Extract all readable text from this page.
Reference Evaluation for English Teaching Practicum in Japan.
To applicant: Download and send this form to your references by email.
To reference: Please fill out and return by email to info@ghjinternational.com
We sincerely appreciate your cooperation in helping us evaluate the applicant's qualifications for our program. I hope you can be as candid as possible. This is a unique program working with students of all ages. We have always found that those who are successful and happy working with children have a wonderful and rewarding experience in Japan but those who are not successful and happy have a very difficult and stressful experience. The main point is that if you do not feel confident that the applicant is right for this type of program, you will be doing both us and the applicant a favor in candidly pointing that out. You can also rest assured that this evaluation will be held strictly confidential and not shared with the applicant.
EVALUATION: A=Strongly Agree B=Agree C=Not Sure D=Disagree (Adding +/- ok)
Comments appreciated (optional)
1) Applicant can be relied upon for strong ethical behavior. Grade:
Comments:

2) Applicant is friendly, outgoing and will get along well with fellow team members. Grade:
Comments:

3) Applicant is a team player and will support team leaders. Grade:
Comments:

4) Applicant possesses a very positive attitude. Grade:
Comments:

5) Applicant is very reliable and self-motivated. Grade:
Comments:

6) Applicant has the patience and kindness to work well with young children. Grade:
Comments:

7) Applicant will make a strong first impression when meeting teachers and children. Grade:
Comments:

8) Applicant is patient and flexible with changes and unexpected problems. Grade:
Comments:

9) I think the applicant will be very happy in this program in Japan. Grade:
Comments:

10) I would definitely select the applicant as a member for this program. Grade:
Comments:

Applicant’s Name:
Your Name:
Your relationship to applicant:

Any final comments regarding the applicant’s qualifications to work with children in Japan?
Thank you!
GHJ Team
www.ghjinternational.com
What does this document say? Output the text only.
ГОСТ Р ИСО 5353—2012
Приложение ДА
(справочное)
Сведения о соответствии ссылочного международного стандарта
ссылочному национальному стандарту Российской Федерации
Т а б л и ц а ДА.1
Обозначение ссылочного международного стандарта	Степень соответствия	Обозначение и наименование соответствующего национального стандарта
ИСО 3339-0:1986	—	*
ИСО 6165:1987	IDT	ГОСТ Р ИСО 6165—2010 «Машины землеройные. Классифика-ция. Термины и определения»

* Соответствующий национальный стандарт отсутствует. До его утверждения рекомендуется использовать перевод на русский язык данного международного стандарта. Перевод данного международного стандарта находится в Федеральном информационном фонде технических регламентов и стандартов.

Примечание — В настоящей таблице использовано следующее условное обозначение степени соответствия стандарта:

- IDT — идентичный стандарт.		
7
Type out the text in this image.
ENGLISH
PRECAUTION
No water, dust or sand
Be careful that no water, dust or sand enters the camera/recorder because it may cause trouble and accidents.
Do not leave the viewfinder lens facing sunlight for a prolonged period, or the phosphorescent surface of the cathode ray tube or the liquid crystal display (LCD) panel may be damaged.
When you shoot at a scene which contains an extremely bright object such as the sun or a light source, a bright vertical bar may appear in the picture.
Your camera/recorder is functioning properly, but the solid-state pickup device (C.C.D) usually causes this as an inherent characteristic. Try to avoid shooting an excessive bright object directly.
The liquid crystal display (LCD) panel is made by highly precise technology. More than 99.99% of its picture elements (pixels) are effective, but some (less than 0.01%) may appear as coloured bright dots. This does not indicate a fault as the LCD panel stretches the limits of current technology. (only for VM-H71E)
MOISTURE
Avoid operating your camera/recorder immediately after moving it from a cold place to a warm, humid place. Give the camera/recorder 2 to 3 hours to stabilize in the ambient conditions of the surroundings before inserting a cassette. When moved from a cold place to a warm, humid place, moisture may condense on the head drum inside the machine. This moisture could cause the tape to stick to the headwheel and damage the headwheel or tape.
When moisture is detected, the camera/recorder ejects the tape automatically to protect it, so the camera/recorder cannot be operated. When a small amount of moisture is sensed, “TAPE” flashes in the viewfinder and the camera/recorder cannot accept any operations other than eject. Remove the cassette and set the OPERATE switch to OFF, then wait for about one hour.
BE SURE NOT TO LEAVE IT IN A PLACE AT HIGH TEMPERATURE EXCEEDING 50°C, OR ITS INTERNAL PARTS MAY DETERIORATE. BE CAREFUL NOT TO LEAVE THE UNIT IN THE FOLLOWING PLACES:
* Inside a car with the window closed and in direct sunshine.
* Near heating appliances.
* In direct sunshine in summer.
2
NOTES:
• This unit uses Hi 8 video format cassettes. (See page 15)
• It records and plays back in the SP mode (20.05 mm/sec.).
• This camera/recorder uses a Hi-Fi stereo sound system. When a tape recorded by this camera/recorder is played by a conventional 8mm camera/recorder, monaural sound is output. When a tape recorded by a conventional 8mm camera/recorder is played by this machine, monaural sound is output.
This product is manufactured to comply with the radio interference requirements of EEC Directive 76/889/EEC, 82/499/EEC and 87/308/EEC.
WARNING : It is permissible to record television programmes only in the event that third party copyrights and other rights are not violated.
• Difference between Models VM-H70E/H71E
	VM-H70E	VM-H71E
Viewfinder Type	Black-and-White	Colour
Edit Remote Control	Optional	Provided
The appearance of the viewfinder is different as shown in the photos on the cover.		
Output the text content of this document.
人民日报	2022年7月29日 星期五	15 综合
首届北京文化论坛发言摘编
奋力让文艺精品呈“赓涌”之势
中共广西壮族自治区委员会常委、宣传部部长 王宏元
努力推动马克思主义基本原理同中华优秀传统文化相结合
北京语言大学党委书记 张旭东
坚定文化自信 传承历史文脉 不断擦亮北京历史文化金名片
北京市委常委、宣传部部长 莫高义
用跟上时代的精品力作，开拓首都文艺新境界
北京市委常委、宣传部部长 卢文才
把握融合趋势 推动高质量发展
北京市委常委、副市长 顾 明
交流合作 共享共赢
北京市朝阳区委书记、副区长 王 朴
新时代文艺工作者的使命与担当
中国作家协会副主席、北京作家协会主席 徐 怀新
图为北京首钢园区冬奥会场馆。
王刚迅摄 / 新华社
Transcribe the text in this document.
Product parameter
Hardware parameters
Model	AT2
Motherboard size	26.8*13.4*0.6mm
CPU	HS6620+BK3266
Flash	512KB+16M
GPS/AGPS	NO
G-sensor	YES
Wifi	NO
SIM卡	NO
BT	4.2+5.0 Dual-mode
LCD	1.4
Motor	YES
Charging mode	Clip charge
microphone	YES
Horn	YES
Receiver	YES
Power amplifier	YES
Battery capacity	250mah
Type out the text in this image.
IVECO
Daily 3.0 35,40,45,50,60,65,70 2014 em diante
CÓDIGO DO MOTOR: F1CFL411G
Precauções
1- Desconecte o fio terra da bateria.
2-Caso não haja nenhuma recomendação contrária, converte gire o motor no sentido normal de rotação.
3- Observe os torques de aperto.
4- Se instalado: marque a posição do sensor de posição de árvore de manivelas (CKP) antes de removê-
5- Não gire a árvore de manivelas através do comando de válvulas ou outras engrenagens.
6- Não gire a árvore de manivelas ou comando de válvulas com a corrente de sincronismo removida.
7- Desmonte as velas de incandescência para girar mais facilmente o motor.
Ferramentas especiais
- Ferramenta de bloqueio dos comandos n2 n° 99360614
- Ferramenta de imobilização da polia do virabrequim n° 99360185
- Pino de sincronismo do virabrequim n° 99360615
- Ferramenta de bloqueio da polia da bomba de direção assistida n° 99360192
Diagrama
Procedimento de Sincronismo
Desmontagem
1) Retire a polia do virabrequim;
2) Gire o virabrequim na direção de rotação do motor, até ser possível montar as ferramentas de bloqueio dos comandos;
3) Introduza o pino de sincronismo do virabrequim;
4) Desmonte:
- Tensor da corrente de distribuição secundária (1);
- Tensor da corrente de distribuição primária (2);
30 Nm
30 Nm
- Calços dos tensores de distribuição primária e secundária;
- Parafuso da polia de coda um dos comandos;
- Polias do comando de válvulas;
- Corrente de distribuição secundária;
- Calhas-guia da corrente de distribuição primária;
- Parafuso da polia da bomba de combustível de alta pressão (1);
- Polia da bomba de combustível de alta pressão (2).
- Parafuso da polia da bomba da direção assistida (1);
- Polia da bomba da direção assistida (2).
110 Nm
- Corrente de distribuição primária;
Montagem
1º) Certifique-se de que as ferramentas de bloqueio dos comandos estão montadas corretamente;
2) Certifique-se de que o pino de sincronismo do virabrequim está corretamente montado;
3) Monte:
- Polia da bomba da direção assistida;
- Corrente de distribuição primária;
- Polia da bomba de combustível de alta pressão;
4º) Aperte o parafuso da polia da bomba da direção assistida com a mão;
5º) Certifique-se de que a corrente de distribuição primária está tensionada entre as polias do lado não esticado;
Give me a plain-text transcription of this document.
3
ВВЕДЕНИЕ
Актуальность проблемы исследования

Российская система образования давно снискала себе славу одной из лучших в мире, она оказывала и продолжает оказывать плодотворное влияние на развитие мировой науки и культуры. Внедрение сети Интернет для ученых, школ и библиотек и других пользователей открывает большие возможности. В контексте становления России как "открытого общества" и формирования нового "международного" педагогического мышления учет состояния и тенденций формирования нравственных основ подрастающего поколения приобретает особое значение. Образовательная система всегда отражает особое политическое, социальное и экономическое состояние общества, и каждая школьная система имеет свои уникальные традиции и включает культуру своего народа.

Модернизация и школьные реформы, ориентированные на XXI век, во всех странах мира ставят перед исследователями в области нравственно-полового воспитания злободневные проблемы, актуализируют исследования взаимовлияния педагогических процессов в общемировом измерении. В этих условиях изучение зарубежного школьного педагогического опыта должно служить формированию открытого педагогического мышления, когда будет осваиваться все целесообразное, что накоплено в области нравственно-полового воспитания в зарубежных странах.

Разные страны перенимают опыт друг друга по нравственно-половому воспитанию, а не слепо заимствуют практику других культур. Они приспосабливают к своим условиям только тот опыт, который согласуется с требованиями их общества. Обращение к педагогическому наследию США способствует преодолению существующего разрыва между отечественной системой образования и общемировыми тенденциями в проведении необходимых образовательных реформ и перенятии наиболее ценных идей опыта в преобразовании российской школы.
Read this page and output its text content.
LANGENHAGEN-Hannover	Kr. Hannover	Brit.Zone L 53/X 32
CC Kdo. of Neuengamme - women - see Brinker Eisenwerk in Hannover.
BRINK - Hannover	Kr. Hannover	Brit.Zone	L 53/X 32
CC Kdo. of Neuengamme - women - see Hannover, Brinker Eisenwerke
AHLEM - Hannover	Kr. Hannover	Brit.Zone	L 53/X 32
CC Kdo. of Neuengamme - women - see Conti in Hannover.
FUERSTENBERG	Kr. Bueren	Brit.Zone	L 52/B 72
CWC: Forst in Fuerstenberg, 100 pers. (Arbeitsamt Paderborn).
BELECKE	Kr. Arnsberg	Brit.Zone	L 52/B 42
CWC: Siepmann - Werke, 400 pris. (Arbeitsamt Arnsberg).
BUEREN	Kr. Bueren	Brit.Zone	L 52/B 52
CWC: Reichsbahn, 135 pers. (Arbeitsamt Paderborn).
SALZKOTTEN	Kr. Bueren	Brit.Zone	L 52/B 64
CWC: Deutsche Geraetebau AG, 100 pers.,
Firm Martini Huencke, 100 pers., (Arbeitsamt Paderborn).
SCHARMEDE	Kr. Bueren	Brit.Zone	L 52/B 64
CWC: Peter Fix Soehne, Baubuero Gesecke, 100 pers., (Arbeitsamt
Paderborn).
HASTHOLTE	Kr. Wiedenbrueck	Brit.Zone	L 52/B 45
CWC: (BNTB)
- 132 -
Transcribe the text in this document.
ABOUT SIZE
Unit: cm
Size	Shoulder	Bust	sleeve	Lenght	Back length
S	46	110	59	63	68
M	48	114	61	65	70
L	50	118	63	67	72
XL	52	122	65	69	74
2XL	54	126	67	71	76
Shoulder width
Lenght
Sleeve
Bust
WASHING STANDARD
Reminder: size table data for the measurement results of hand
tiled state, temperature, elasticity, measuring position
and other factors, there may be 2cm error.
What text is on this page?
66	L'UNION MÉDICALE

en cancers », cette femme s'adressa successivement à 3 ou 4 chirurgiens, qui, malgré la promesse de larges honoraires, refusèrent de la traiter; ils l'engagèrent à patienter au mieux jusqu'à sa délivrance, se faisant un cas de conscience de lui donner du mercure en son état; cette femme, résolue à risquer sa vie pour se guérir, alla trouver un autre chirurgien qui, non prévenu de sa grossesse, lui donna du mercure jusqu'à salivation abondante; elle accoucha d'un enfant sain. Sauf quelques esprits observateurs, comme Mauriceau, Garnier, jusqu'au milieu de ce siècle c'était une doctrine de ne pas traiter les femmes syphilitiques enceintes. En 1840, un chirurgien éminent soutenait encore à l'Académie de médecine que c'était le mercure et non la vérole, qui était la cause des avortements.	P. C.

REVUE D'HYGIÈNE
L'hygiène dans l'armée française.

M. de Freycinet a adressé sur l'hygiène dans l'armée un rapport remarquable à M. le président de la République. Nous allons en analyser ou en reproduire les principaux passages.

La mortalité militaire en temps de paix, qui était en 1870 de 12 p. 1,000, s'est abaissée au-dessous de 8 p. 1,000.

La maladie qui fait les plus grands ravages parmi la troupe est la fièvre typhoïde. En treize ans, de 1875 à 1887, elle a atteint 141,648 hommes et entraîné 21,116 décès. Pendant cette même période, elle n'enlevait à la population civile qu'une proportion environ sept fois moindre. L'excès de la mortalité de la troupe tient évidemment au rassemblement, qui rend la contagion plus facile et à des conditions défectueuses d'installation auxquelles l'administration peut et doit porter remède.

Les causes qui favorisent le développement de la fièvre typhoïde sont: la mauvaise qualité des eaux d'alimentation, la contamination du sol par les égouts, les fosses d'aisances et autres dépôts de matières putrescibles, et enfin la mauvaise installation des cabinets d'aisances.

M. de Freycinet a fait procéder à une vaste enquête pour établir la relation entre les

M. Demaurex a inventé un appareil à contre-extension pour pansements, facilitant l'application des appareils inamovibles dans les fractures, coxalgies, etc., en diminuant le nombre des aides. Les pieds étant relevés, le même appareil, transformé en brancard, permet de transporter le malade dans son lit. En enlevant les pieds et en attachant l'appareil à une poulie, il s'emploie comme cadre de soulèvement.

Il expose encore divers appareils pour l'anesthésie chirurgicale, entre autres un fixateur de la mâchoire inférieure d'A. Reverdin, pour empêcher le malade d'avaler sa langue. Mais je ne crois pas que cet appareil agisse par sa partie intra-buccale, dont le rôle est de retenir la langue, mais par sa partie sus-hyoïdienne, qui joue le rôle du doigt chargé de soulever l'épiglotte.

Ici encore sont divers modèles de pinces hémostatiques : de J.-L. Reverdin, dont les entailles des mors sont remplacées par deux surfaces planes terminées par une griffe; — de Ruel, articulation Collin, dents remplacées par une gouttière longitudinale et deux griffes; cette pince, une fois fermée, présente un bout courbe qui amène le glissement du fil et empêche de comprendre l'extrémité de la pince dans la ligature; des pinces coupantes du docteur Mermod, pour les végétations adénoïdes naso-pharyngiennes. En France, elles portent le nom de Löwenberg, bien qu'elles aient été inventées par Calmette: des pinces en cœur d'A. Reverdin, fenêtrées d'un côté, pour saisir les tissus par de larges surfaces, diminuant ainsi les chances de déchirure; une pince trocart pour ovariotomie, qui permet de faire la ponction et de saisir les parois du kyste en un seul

========================

Within the listing above, copy each line that has the string "picture".

When you shoot at a scene which contains an extremely bright object such as the sun or a light source, a bright vertical bar may appear in the picture.
The liquid crystal display (LCD) panel is made by highly precise technology. More than 99.99% of its picture elements (pixels) are effective, but some (less than 0.01%) may appear as coloured bright dots. This does not indicate a fault as the LCD panel stretches the limits of current technology. (only for VM-H71E)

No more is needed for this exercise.